Rows from a dataset:
_ _ _ _ _ _ _

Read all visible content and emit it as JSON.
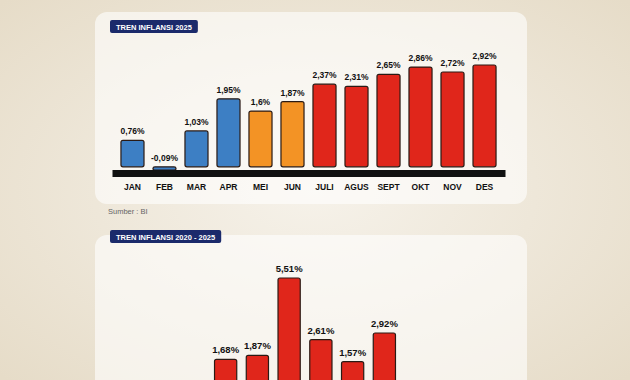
{
  "chart_data": [
    {
      "type": "bar",
      "title": "TREN INFLANSI 2025",
      "source": "Sumber : BI",
      "categories": [
        "JAN",
        "FEB",
        "MAR",
        "APR",
        "MEI",
        "JUN",
        "JULI",
        "AGUS",
        "SEPT",
        "OKT",
        "NOV",
        "DES"
      ],
      "values": [
        0.76,
        -0.09,
        1.03,
        1.95,
        1.6,
        1.87,
        2.37,
        2.31,
        2.65,
        2.86,
        2.72,
        2.92
      ],
      "value_labels": [
        "0,76%",
        "-0,09%",
        "1,03%",
        "1,95%",
        "1,6%",
        "1,87%",
        "2,37%",
        "2,31%",
        "2,65%",
        "2,86%",
        "2,72%",
        "2,92%"
      ],
      "colors": [
        "#3d7fc4",
        "#3d7fc4",
        "#3d7fc4",
        "#3d7fc4",
        "#f39325",
        "#f39325",
        "#e0261b",
        "#e0261b",
        "#e0261b",
        "#e0261b",
        "#e0261b",
        "#e0261b"
      ],
      "data_labels": true,
      "tick_labels": "x"
    },
    {
      "type": "bar",
      "title": "TREN INFLANSI 2020 - 2025",
      "categories": [
        null,
        null,
        null,
        null,
        null,
        null
      ],
      "values": [
        1.68,
        1.87,
        5.51,
        2.61,
        1.57,
        2.92
      ],
      "value_labels": [
        "1,68%",
        "1,87%",
        "5,51%",
        "2,61%",
        "1,57%",
        "2,92%"
      ],
      "color": "#e0261b",
      "data_labels": true,
      "tick_labels": false
    }
  ]
}
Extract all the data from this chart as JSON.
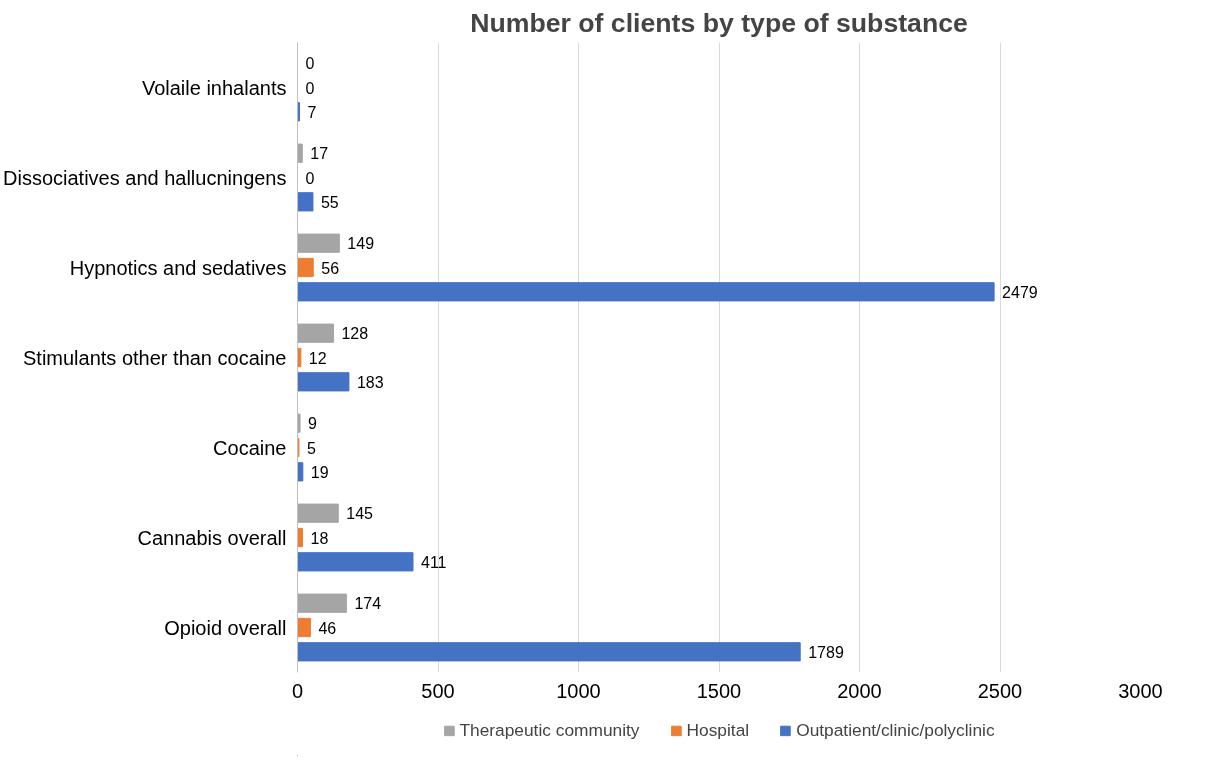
{
  "chart_data": {
    "type": "bar",
    "orientation": "horizontal",
    "title": "Number of clients by type of substance",
    "categories": [
      "Volaile inhalants",
      "Dissociatives and hallucningens",
      "Hypnotics and sedatives",
      "Stimulants other than cocaine",
      "Cocaine",
      "Cannabis overall",
      "Opioid overall"
    ],
    "series": [
      {
        "name": "Therapeutic community",
        "color": "#a5a5a5",
        "values": [
          0,
          17,
          149,
          128,
          9,
          145,
          174
        ]
      },
      {
        "name": "Hospital",
        "color": "#ed7d31",
        "values": [
          0,
          0,
          56,
          12,
          5,
          18,
          46
        ]
      },
      {
        "name": "Outpatient/clinic/polyclinic",
        "color": "#4472c4",
        "values": [
          7,
          55,
          2479,
          183,
          19,
          411,
          1789
        ]
      }
    ],
    "xlim": [
      0,
      3000
    ],
    "xticks": [
      0,
      500,
      1000,
      1500,
      2000,
      2500,
      3000
    ],
    "grid": "x",
    "legend": "bottom",
    "data_labels": true
  }
}
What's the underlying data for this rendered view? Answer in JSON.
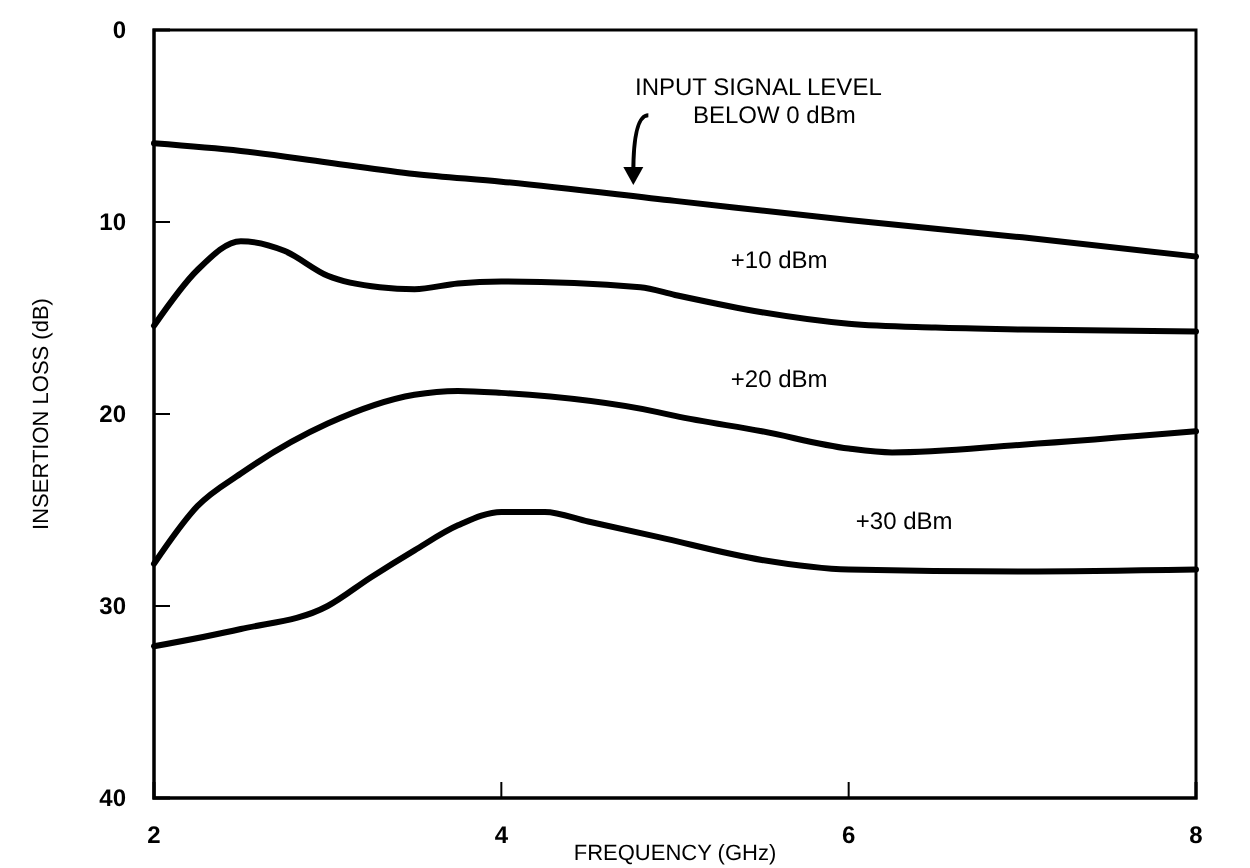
{
  "chart_data": {
    "type": "line",
    "xlabel": "FREQUENCY (GHz)",
    "ylabel": "INSERTION LOSS (dB)",
    "xlim": [
      2,
      8
    ],
    "xticks": [
      2,
      4,
      6,
      8
    ],
    "ylim": [
      40,
      0
    ],
    "yticks": [
      0,
      10,
      20,
      30,
      40
    ],
    "grid": false,
    "marker": "none",
    "line_style": "solid",
    "series": [
      {
        "name": "INPUT SIGNAL LEVEL BELOW 0 dBm",
        "color": "#000000",
        "x": [
          2,
          2.5,
          3,
          3.5,
          4,
          5,
          6,
          7,
          8
        ],
        "values": [
          5.9,
          6.3,
          6.9,
          7.5,
          7.9,
          8.9,
          9.9,
          10.8,
          11.8
        ]
      },
      {
        "name": "+10 dBm",
        "color": "#000000",
        "x": [
          2,
          2.25,
          2.5,
          2.75,
          3,
          3.3,
          3.5,
          3.75,
          4,
          4.8,
          5,
          5.5,
          6,
          6.5,
          7,
          8
        ],
        "values": [
          15.4,
          12.5,
          11.0,
          11.5,
          12.8,
          13.4,
          13.5,
          13.2,
          13.1,
          13.4,
          13.8,
          14.7,
          15.3,
          15.5,
          15.6,
          15.7
        ]
      },
      {
        "name": "+20 dBm",
        "color": "#000000",
        "x": [
          2,
          2.25,
          2.5,
          3,
          3.5,
          3.75,
          4,
          4.9,
          5,
          5.5,
          6,
          6.25,
          7,
          8
        ],
        "values": [
          27.8,
          24.8,
          23.1,
          20.5,
          19.0,
          18.8,
          18.9,
          19.9,
          20.1,
          20.9,
          21.8,
          22.0,
          21.6,
          20.9
        ]
      },
      {
        "name": "+30 dBm",
        "color": "#000000",
        "x": [
          2,
          2.5,
          3,
          3.25,
          3.5,
          3.75,
          4,
          4.25,
          4.5,
          4.9,
          5.5,
          6,
          7,
          8
        ],
        "values": [
          32.1,
          31.2,
          30.0,
          28.5,
          27.1,
          25.8,
          25.1,
          25.1,
          25.6,
          26.4,
          27.6,
          28.1,
          28.2,
          28.1
        ]
      }
    ]
  }
}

_ _ _ _ _ _ _

Short exercise
Omitting all images, retype each line of the records precisely.

Exercise output
Read all visible content and emit it as JSON.
{
  "chart_data": [
    {
      "type": "bar",
      "title": "TREN INFLANSI 2025",
      "source": "Sumber : BI",
      "categories": [
        "JAN",
        "FEB",
        "MAR",
        "APR",
        "MEI",
        "JUN",
        "JULI",
        "AGUS",
        "SEPT",
        "OKT",
        "NOV",
        "DES"
      ],
      "values": [
        0.76,
        -0.09,
        1.03,
        1.95,
        1.6,
        1.87,
        2.37,
        2.31,
        2.65,
        2.86,
        2.72,
        2.92
      ],
      "value_labels": [
        "0,76%",
        "-0,09%",
        "1,03%",
        "1,95%",
        "1,6%",
        "1,87%",
        "2,37%",
        "2,31%",
        "2,65%",
        "2,86%",
        "2,72%",
        "2,92%"
      ],
      "colors": [
        "#3d7fc4",
        "#3d7fc4",
        "#3d7fc4",
        "#3d7fc4",
        "#f39325",
        "#f39325",
        "#e0261b",
        "#e0261b",
        "#e0261b",
        "#e0261b",
        "#e0261b",
        "#e0261b"
      ],
      "data_labels": true,
      "tick_labels": "x"
    },
    {
      "type": "bar",
      "title": "TREN INFLANSI 2020 - 2025",
      "categories": [
        null,
        null,
        null,
        null,
        null,
        null
      ],
      "values": [
        1.68,
        1.87,
        5.51,
        2.61,
        1.57,
        2.92
      ],
      "value_labels": [
        "1,68%",
        "1,87%",
        "5,51%",
        "2,61%",
        "1,57%",
        "2,92%"
      ],
      "color": "#e0261b",
      "data_labels": true,
      "tick_labels": false
    }
  ]
}
Extract all the data from this chart as JSON.
{
  "chart_data": {
    "type": "bar",
    "orientation": "horizontal",
    "title": "Number of clients by type of substance",
    "categories": [
      "Volaile inhalants",
      "Dissociatives and hallucningens",
      "Hypnotics and sedatives",
      "Stimulants other than cocaine",
      "Cocaine",
      "Cannabis overall",
      "Opioid overall"
    ],
    "series": [
      {
        "name": "Therapeutic community",
        "color": "#a5a5a5",
        "values": [
          0,
          17,
          149,
          128,
          9,
          145,
          174
        ]
      },
      {
        "name": "Hospital",
        "color": "#ed7d31",
        "values": [
          0,
          0,
          56,
          12,
          5,
          18,
          46
        ]
      },
      {
        "name": "Outpatient/clinic/polyclinic",
        "color": "#4472c4",
        "values": [
          7,
          55,
          2479,
          183,
          19,
          411,
          1789
        ]
      }
    ],
    "xlim": [
      0,
      3000
    ],
    "xticks": [
      0,
      500,
      1000,
      1500,
      2000,
      2500,
      3000
    ],
    "grid": "x",
    "legend": "bottom",
    "data_labels": true
  }
}
What's the underlying data for this rendered view? Answer in JSON.
{
  "chart_data": {
    "type": "line",
    "xlabel": "FREQUENCY (GHz)",
    "ylabel": "INSERTION LOSS (dB)",
    "xlim": [
      2,
      8
    ],
    "xticks": [
      2,
      4,
      6,
      8
    ],
    "ylim": [
      40,
      0
    ],
    "yticks": [
      0,
      10,
      20,
      30,
      40
    ],
    "grid": false,
    "marker": "none",
    "line_style": "solid",
    "series": [
      {
        "name": "INPUT SIGNAL LEVEL BELOW 0 dBm",
        "color": "#000000",
        "x": [
          2,
          2.5,
          3,
          3.5,
          4,
          5,
          6,
          7,
          8
        ],
        "values": [
          5.9,
          6.3,
          6.9,
          7.5,
          7.9,
          8.9,
          9.9,
          10.8,
          11.8
        ]
      },
      {
        "name": "+10 dBm",
        "color": "#000000",
        "x": [
          2,
          2.25,
          2.5,
          2.75,
          3,
          3.3,
          3.5,
          3.75,
          4,
          4.8,
          5,
          5.5,
          6,
          6.5,
          7,
          8
        ],
        "values": [
          15.4,
          12.5,
          11.0,
          11.5,
          12.8,
          13.4,
          13.5,
          13.2,
          13.1,
          13.4,
          13.8,
          14.7,
          15.3,
          15.5,
          15.6,
          15.7
        ]
      },
      {
        "name": "+20 dBm",
        "color": "#000000",
        "x": [
          2,
          2.25,
          2.5,
          3,
          3.5,
          3.75,
          4,
          4.9,
          5,
          5.5,
          6,
          6.25,
          7,
          8
        ],
        "values": [
          27.8,
          24.8,
          23.1,
          20.5,
          19.0,
          18.8,
          18.9,
          19.9,
          20.1,
          20.9,
          21.8,
          22.0,
          21.6,
          20.9
        ]
      },
      {
        "name": "+30 dBm",
        "color": "#000000",
        "x": [
          2,
          2.5,
          3,
          3.25,
          3.5,
          3.75,
          4,
          4.25,
          4.5,
          4.9,
          5.5,
          6,
          7,
          8
        ],
        "values": [
          32.1,
          31.2,
          30.0,
          28.5,
          27.1,
          25.8,
          25.1,
          25.1,
          25.6,
          26.4,
          27.6,
          28.1,
          28.2,
          28.1
        ]
      }
    ]
  }
}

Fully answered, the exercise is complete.